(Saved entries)
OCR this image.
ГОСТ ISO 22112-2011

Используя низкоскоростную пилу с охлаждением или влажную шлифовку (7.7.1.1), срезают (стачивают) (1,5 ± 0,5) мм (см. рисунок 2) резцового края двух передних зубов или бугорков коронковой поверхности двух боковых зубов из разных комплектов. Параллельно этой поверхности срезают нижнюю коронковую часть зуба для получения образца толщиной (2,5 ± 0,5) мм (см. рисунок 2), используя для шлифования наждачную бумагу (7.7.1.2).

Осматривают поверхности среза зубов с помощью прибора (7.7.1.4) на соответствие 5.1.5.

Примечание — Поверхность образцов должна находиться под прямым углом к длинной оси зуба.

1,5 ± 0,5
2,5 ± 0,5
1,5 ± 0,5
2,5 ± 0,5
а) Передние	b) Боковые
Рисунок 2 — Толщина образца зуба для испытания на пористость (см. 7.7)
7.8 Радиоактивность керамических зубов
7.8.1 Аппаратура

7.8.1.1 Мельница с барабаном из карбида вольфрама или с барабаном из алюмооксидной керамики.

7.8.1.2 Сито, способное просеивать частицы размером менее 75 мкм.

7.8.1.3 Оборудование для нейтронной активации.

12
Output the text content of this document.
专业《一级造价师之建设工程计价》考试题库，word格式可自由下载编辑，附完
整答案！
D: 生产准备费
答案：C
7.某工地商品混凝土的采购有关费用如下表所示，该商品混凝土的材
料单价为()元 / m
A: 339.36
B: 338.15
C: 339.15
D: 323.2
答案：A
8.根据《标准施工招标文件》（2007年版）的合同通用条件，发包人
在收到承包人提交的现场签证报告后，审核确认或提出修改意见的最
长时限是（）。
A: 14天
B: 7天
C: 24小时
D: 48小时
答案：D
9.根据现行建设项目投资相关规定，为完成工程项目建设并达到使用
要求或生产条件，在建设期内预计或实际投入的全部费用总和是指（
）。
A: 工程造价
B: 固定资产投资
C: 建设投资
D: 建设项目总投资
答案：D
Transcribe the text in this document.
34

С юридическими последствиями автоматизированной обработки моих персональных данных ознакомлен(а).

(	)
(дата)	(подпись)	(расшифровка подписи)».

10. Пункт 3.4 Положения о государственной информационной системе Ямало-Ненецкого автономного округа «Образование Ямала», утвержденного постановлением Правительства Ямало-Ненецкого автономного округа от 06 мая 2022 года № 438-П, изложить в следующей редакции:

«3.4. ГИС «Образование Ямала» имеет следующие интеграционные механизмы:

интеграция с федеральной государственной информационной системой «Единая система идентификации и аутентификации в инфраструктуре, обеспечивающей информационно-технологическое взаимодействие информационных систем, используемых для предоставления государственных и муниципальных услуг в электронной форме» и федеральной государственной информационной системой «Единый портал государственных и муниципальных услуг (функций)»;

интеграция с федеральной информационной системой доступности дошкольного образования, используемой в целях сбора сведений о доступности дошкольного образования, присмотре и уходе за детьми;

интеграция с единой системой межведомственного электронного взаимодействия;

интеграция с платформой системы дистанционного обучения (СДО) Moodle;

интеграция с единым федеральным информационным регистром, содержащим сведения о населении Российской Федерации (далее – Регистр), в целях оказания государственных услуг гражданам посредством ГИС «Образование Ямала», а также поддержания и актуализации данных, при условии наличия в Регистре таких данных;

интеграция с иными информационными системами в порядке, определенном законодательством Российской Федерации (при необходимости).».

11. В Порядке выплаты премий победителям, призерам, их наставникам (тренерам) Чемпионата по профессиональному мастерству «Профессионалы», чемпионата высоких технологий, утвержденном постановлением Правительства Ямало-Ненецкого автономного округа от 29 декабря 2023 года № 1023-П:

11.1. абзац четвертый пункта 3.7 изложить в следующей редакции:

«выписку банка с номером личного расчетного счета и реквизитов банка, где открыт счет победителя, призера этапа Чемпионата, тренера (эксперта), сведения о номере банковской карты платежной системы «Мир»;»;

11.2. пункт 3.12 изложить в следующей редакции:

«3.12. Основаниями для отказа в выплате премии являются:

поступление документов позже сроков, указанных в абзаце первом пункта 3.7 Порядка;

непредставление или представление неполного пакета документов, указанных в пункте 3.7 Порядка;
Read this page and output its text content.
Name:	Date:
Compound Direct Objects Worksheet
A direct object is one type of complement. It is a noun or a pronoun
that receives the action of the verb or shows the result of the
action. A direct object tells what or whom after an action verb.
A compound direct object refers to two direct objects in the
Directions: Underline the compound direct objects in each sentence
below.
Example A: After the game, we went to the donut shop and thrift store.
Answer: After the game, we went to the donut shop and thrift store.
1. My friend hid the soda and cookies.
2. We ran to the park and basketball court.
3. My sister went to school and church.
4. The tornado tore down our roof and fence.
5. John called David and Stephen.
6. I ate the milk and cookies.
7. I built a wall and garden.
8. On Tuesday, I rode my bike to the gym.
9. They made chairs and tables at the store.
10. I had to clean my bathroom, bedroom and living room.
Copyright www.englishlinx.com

*Task*
From the data above, work out how many lines hold "пункта". Answer with the number alone.

*Solution*
2